> _Your goal_: Lift every line from the entries that includes the word "Peak".

======

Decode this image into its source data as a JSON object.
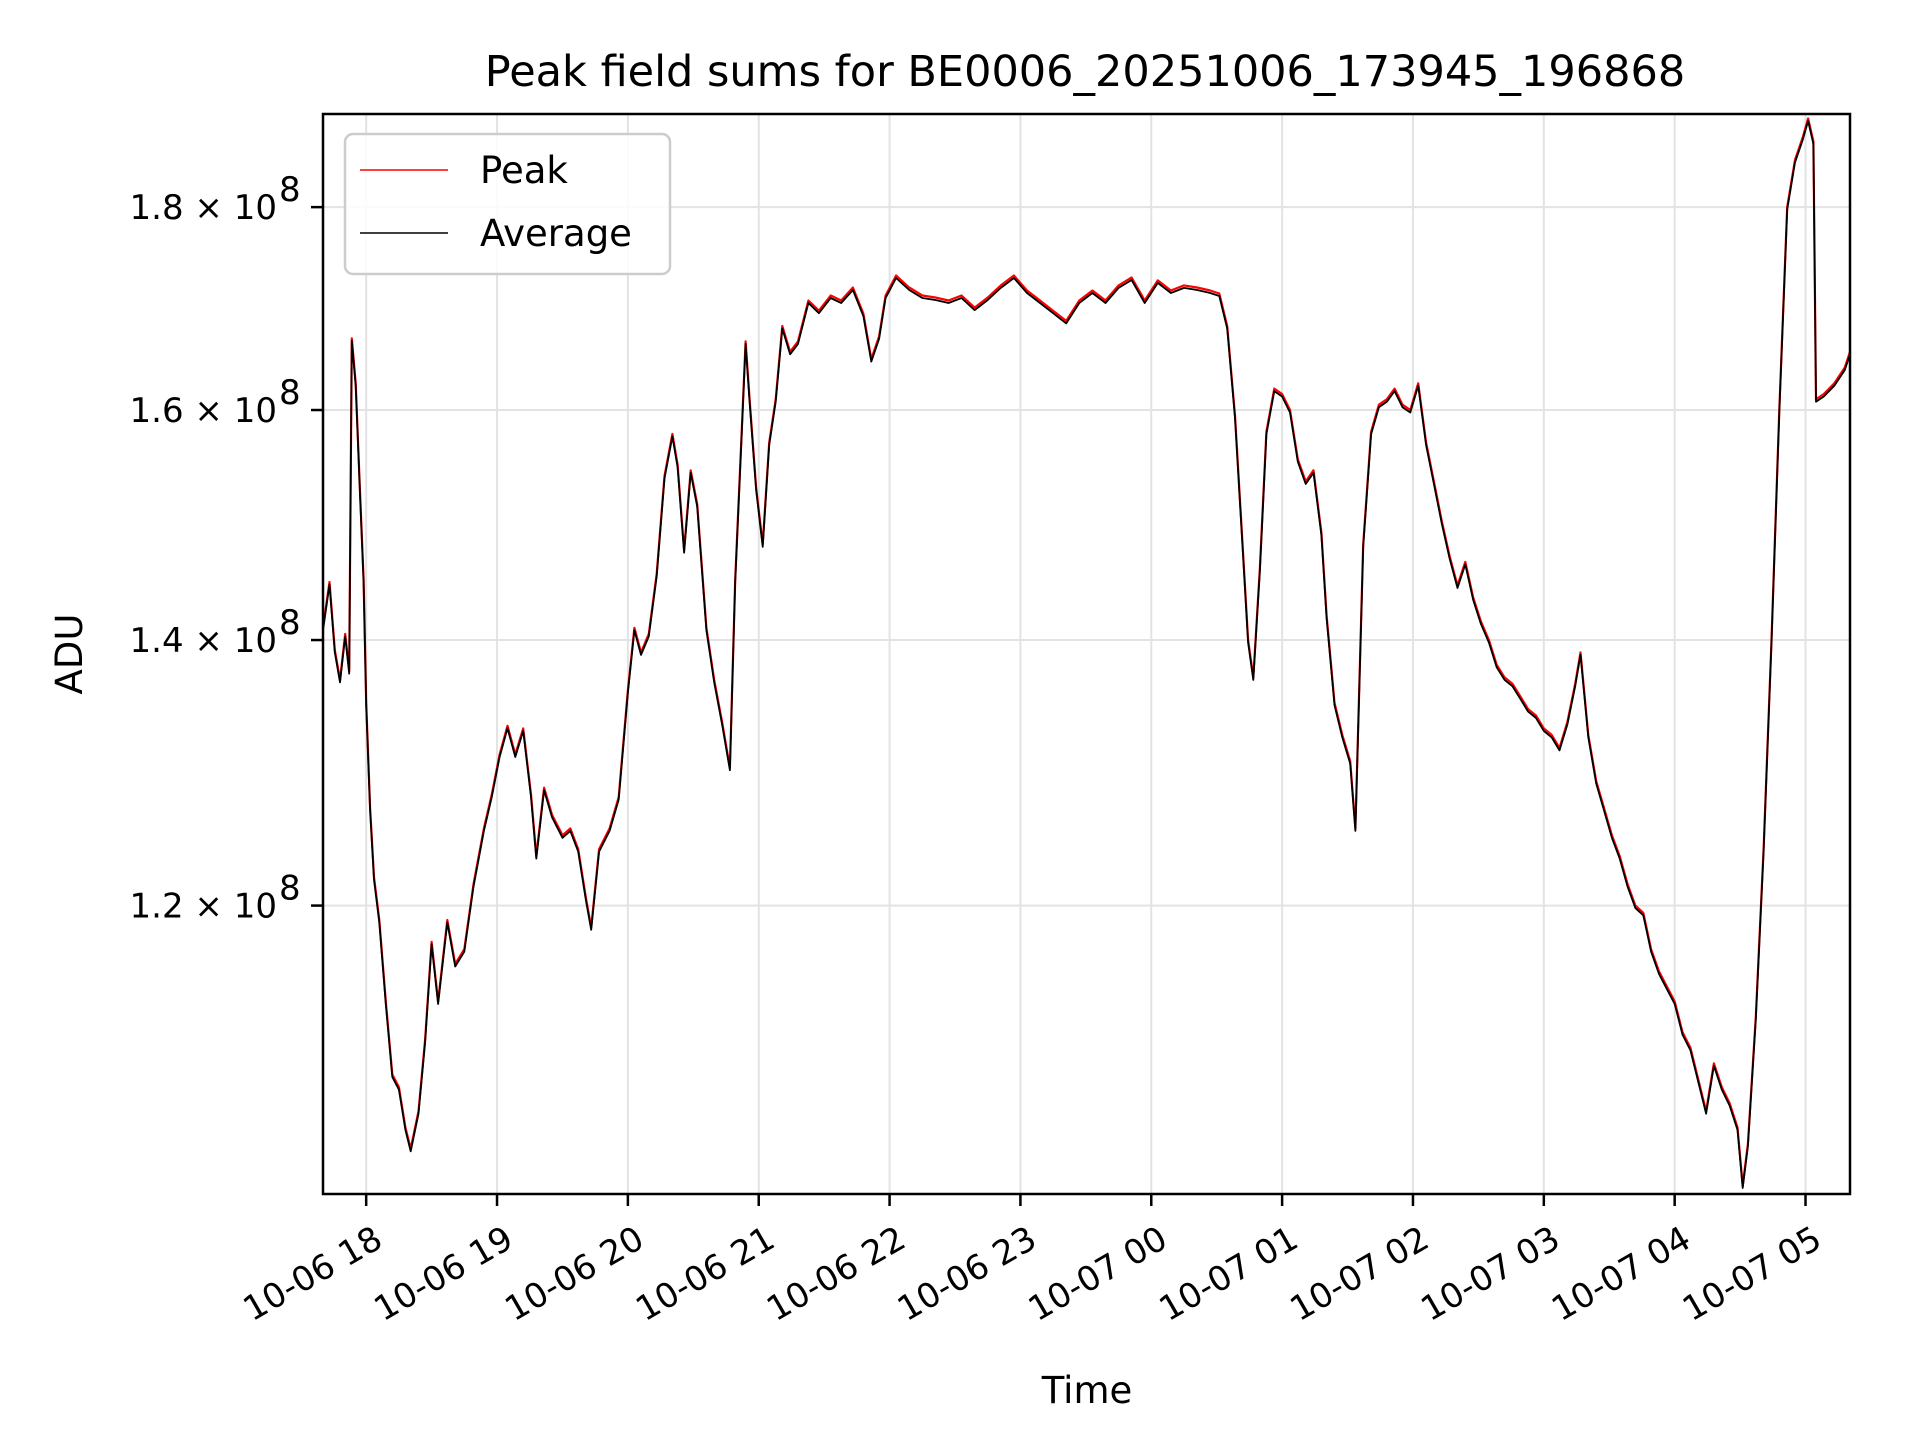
{
  "chart_data": {
    "type": "line",
    "title": "Peak field sums for BE0006_20251006_173945_196868",
    "xlabel": "Time",
    "ylabel": "ADU",
    "x_range_hours": [
      17.67,
      29.34
    ],
    "y_range": [
      101500000,
      190000000
    ],
    "y_scale": "log",
    "grid": true,
    "legend": "upper-left",
    "x_ticks": [
      {
        "hour": 18,
        "label": "10-06 18"
      },
      {
        "hour": 19,
        "label": "10-06 19"
      },
      {
        "hour": 20,
        "label": "10-06 20"
      },
      {
        "hour": 21,
        "label": "10-06 21"
      },
      {
        "hour": 22,
        "label": "10-06 22"
      },
      {
        "hour": 23,
        "label": "10-06 23"
      },
      {
        "hour": 24,
        "label": "10-07 00"
      },
      {
        "hour": 25,
        "label": "10-07 01"
      },
      {
        "hour": 26,
        "label": "10-07 02"
      },
      {
        "hour": 27,
        "label": "10-07 03"
      },
      {
        "hour": 28,
        "label": "10-07 04"
      },
      {
        "hour": 29,
        "label": "10-07 05"
      }
    ],
    "y_ticks": [
      {
        "value": 120000000,
        "label": "1.2 × 10",
        "exp": "8"
      },
      {
        "value": 140000000,
        "label": "1.4 × 10",
        "exp": "8"
      },
      {
        "value": 160000000,
        "label": "1.6 × 10",
        "exp": "8"
      },
      {
        "value": 180000000,
        "label": "1.8 × 10",
        "exp": "8"
      }
    ],
    "series": [
      {
        "name": "Peak",
        "color": "#ff0000",
        "points": [
          [
            17.67,
            141000000
          ],
          [
            17.72,
            144800000
          ],
          [
            17.76,
            139200000
          ],
          [
            17.8,
            136800000
          ],
          [
            17.84,
            140500000
          ],
          [
            17.87,
            137500000
          ],
          [
            17.89,
            166800000
          ],
          [
            17.92,
            162500000
          ],
          [
            17.95,
            153500000
          ],
          [
            17.98,
            145000000
          ],
          [
            18.0,
            135000000
          ],
          [
            18.03,
            127000000
          ],
          [
            18.06,
            122000000
          ],
          [
            18.1,
            119000000
          ],
          [
            18.15,
            113500000
          ],
          [
            18.2,
            108800000
          ],
          [
            18.25,
            108000000
          ],
          [
            18.3,
            105500000
          ],
          [
            18.34,
            104200000
          ],
          [
            18.4,
            106500000
          ],
          [
            18.45,
            111000000
          ],
          [
            18.5,
            117500000
          ],
          [
            18.55,
            113500000
          ],
          [
            18.62,
            119000000
          ],
          [
            18.68,
            116000000
          ],
          [
            18.75,
            117000000
          ],
          [
            18.82,
            121500000
          ],
          [
            18.9,
            125500000
          ],
          [
            18.96,
            128000000
          ],
          [
            19.02,
            131000000
          ],
          [
            19.08,
            133200000
          ],
          [
            19.14,
            131000000
          ],
          [
            19.2,
            133000000
          ],
          [
            19.26,
            128000000
          ],
          [
            19.3,
            123500000
          ],
          [
            19.36,
            128500000
          ],
          [
            19.42,
            126500000
          ],
          [
            19.5,
            125000000
          ],
          [
            19.56,
            125500000
          ],
          [
            19.62,
            124000000
          ],
          [
            19.68,
            120500000
          ],
          [
            19.72,
            118500000
          ],
          [
            19.78,
            124000000
          ],
          [
            19.86,
            125500000
          ],
          [
            19.93,
            127800000
          ],
          [
            20.0,
            136000000
          ],
          [
            20.05,
            141000000
          ],
          [
            20.1,
            139000000
          ],
          [
            20.16,
            140500000
          ],
          [
            20.22,
            145500000
          ],
          [
            20.28,
            154000000
          ],
          [
            20.34,
            157800000
          ],
          [
            20.38,
            155000000
          ],
          [
            20.43,
            147500000
          ],
          [
            20.48,
            154500000
          ],
          [
            20.53,
            151500000
          ],
          [
            20.6,
            141000000
          ],
          [
            20.66,
            136800000
          ],
          [
            20.72,
            133500000
          ],
          [
            20.78,
            130000000
          ],
          [
            20.82,
            145000000
          ],
          [
            20.87,
            158000000
          ],
          [
            20.9,
            166500000
          ],
          [
            20.93,
            161000000
          ],
          [
            20.98,
            153000000
          ],
          [
            21.03,
            148000000
          ],
          [
            21.08,
            157000000
          ],
          [
            21.13,
            161000000
          ],
          [
            21.18,
            168000000
          ],
          [
            21.24,
            165500000
          ],
          [
            21.3,
            166500000
          ],
          [
            21.38,
            170500000
          ],
          [
            21.46,
            169500000
          ],
          [
            21.55,
            171000000
          ],
          [
            21.63,
            170500000
          ],
          [
            21.72,
            171800000
          ],
          [
            21.8,
            169200000
          ],
          [
            21.86,
            164800000
          ],
          [
            21.92,
            167000000
          ],
          [
            21.97,
            171000000
          ],
          [
            22.05,
            173000000
          ],
          [
            22.15,
            171800000
          ],
          [
            22.25,
            171000000
          ],
          [
            22.35,
            170800000
          ],
          [
            22.45,
            170500000
          ],
          [
            22.55,
            171000000
          ],
          [
            22.65,
            169800000
          ],
          [
            22.75,
            170800000
          ],
          [
            22.85,
            172000000
          ],
          [
            22.95,
            173000000
          ],
          [
            23.05,
            171500000
          ],
          [
            23.15,
            170500000
          ],
          [
            23.25,
            169500000
          ],
          [
            23.35,
            168500000
          ],
          [
            23.45,
            170500000
          ],
          [
            23.55,
            171500000
          ],
          [
            23.65,
            170500000
          ],
          [
            23.75,
            172000000
          ],
          [
            23.85,
            172800000
          ],
          [
            23.95,
            170500000
          ],
          [
            24.05,
            172500000
          ],
          [
            24.15,
            171500000
          ],
          [
            24.25,
            172000000
          ],
          [
            24.35,
            171800000
          ],
          [
            24.45,
            171500000
          ],
          [
            24.52,
            171200000
          ],
          [
            24.58,
            168000000
          ],
          [
            24.64,
            159500000
          ],
          [
            24.7,
            147500000
          ],
          [
            24.74,
            140000000
          ],
          [
            24.78,
            137000000
          ],
          [
            24.83,
            146000000
          ],
          [
            24.88,
            158000000
          ],
          [
            24.94,
            162000000
          ],
          [
            25.0,
            161500000
          ],
          [
            25.06,
            160000000
          ],
          [
            25.12,
            155500000
          ],
          [
            25.18,
            153500000
          ],
          [
            25.24,
            154500000
          ],
          [
            25.3,
            149000000
          ],
          [
            25.34,
            142000000
          ],
          [
            25.4,
            135000000
          ],
          [
            25.46,
            132500000
          ],
          [
            25.52,
            130500000
          ],
          [
            25.56,
            125500000
          ],
          [
            25.62,
            148000000
          ],
          [
            25.68,
            158000000
          ],
          [
            25.74,
            160500000
          ],
          [
            25.8,
            161000000
          ],
          [
            25.86,
            162000000
          ],
          [
            25.92,
            160500000
          ],
          [
            25.98,
            160000000
          ],
          [
            26.04,
            162500000
          ],
          [
            26.1,
            157000000
          ],
          [
            26.16,
            153500000
          ],
          [
            26.22,
            150000000
          ],
          [
            26.28,
            147000000
          ],
          [
            26.34,
            144500000
          ],
          [
            26.4,
            146500000
          ],
          [
            26.46,
            143500000
          ],
          [
            26.52,
            141500000
          ],
          [
            26.58,
            140000000
          ],
          [
            26.64,
            138000000
          ],
          [
            26.7,
            137000000
          ],
          [
            26.76,
            136500000
          ],
          [
            26.82,
            135500000
          ],
          [
            26.88,
            134500000
          ],
          [
            26.94,
            134000000
          ],
          [
            27.0,
            133000000
          ],
          [
            27.06,
            132500000
          ],
          [
            27.12,
            131500000
          ],
          [
            27.18,
            133500000
          ],
          [
            27.24,
            136500000
          ],
          [
            27.28,
            139000000
          ],
          [
            27.34,
            132500000
          ],
          [
            27.4,
            129000000
          ],
          [
            27.46,
            127000000
          ],
          [
            27.52,
            125000000
          ],
          [
            27.58,
            123500000
          ],
          [
            27.64,
            121500000
          ],
          [
            27.7,
            120000000
          ],
          [
            27.76,
            119500000
          ],
          [
            27.82,
            117000000
          ],
          [
            27.88,
            115500000
          ],
          [
            27.94,
            114500000
          ],
          [
            28.0,
            113500000
          ],
          [
            28.06,
            111500000
          ],
          [
            28.12,
            110500000
          ],
          [
            28.18,
            108500000
          ],
          [
            28.24,
            106500000
          ],
          [
            28.3,
            109500000
          ],
          [
            28.36,
            108000000
          ],
          [
            28.42,
            107000000
          ],
          [
            28.48,
            105500000
          ],
          [
            28.52,
            102000000
          ],
          [
            28.56,
            104500000
          ],
          [
            28.62,
            112500000
          ],
          [
            28.68,
            124000000
          ],
          [
            28.74,
            140000000
          ],
          [
            28.8,
            160000000
          ],
          [
            28.86,
            180000000
          ],
          [
            28.92,
            185000000
          ],
          [
            28.98,
            187500000
          ],
          [
            29.02,
            189500000
          ],
          [
            29.06,
            187000000
          ],
          [
            29.08,
            161000000
          ],
          [
            29.14,
            161500000
          ],
          [
            29.22,
            162500000
          ],
          [
            29.3,
            164000000
          ],
          [
            29.34,
            165500000
          ]
        ]
      },
      {
        "name": "Average",
        "color": "#000000"
      }
    ]
  }
}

======

> _Finished exercise_:
    "title": "Peak field sums for BE0006_20251006_173945_196868",
        "name": "Peak",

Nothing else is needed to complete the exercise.